---------- TEKS HALAMAN ----------
SINGKAT NAMUN JADI BERKAT

Weekly Journal
Transformatio #27
30 Juli 2021

Oleh Giokni

WTC Writer | Trainer | Coach

Dua hari sebelumnya di group alumni kampus terberitakan bahwa dosen kami membutuhkan plasma konvalesen. Kusebarkan berita itu ke group-group yang relevan. Deg-degan itu mencapai puncaknya saat ada seorang teman memampangkan foto beliau dengan tulisan Rest In Peace.

Namanya Eko WIdodo, Lo, seorang doktor dan direktur Pasca Sarjana STIE YKPN-Yogyakarta. Di era tahun 1990-an kami memanggil beliau dengan Pak Lo. Pribadi yang bersahaja, membaur dengan mahasiswa. Aku mengenal beliau cukup intens dari sejak seleksi Asisten Dosen, menjadi Asdos beliau, menjadi anak bimbingan saat menulis skripsi. Beberapa tahun lalu saat memberi pembekalan wisudawan/wati almamater kusempatkan mampir di ruang kerjanya. Masih dengan kesederhanaannya.

Dua puluh Juli malam adalah ibadah dan doa bersama secara katolik sebelum pemberangkatan jenazah ke pemakaman—yang mendapat antrian hingga pukul 9 malam. Lintas zona tinggal dan lintas agama kami disatukan dalam sebuah suasana sedu sedan mendera. Sejauh mata memandang layar demi layar yang berisi 300-an orang, mata kami sembab dalam isak kedukaan. Kami merasa kehilangan orang yang sangat baik, rendah hati, pembelajar.

Mungkin jika Romo yang memimpin acara mengizinkan sebebasnya orang yang mau bersaksi, tidak akan cukup waktu walau hari sudah berganti.
---------- BAHAN YANG DISEDIAKAN ----------
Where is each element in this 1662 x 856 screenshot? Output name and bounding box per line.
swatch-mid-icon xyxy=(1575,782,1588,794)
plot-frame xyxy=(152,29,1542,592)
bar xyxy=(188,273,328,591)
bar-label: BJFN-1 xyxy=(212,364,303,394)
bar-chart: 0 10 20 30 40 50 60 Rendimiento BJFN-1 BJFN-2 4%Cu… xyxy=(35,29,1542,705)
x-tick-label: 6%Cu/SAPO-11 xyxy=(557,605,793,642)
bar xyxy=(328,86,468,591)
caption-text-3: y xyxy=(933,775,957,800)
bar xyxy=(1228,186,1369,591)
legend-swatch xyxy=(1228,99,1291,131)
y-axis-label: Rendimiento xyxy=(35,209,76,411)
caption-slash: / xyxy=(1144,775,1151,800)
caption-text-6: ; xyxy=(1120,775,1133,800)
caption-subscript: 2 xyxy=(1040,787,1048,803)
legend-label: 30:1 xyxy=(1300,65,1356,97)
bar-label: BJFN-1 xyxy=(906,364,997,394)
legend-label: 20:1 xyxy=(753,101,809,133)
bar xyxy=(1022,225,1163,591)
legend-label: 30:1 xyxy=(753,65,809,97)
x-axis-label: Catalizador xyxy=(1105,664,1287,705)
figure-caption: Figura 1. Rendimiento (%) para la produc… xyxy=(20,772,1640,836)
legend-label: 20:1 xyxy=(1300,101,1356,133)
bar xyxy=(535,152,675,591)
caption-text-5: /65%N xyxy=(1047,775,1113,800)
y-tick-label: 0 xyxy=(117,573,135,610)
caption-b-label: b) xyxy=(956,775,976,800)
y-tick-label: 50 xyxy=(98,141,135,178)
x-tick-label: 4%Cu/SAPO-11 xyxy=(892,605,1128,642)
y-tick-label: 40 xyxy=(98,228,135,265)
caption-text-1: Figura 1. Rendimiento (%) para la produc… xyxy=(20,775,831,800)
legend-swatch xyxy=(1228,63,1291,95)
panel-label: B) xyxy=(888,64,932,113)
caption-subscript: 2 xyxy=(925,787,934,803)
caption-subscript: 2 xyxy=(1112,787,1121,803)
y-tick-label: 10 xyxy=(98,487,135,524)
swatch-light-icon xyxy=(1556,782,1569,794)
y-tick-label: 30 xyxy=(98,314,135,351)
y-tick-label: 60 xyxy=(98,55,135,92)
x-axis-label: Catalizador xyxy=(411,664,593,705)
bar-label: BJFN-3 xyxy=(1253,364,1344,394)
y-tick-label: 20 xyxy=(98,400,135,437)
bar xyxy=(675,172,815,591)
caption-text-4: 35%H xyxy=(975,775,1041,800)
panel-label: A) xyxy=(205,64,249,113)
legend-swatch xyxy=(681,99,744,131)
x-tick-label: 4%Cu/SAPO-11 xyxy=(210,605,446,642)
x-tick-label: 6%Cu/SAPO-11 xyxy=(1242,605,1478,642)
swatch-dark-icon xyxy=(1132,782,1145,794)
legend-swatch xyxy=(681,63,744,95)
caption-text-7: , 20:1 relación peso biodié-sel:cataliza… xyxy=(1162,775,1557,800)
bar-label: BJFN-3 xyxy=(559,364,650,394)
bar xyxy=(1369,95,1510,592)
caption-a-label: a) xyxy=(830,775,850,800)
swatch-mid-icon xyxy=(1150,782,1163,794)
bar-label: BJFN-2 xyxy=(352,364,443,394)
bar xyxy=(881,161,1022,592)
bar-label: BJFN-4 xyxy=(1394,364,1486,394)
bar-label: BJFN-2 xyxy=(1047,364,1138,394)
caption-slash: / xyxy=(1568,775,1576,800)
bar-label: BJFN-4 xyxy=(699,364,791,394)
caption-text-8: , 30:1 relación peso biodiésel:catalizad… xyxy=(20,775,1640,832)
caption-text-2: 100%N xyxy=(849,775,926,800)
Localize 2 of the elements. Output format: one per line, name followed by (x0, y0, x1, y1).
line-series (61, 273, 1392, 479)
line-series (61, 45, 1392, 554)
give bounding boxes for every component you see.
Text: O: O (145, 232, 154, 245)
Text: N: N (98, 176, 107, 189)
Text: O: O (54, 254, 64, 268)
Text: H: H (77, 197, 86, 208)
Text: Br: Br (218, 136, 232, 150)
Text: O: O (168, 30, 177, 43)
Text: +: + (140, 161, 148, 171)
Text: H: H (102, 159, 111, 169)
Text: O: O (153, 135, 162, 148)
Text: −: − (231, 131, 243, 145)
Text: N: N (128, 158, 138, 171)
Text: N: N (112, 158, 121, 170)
----------
§ KETENTUAN LATIHAN:
a: Menurut tulisan tentang Pak Lo, apa jabatannya di STIE YKPN-Yogyakarta?
b: Lanjutkan tulisan tentang Pak Lo mulai setelah kalimat terakhirnya.
Data ini tidak ada hubungannya dengan tulisan tentang Pak Lo.

§ HASIL TUGAS:
a: Direktur Pasca Sarjana.

b:
Memang pada umumnya orang akan memberi pidato (eulogy) yang baik terhadap almarhum maupun almarhumah di sebuah acara pemakaman. Kali ini aku merasakan ungkapan tulus dalam kalimat yang sering tercekat, lalu seperti diamini oleh semua dari kami dalam sesak di dada.

Acara berlanjut melalui platform You Tube di lokasi pemakaman. Perlahan peti putih itu diturunkan diiringi lagu dan doa. Terpisahkan jarak 600-an kilometer, di depan laptop, air mataku deras mengalir. Aku sedih.

Kuceritakan kehilangan dosen tercintaku ini kepada Hany—sahabatku yang juga seorang Meta Coach. Dia mengirim ucapan ikut berduka sambil sebuah kalimat yang sungguh menginspirasiku untuk membuat tulisan ini.

Katanya, “Ada yang bilang, bukan how long do you live but how do you live. Kalau dengar ceritamu, semoga dia sudah berbahagia di sana.”

Saya merenungkan, sambil berempati pada teman-teman semua yang kehilangan seseorang yang dikasihi bahkan erat berinteraksi.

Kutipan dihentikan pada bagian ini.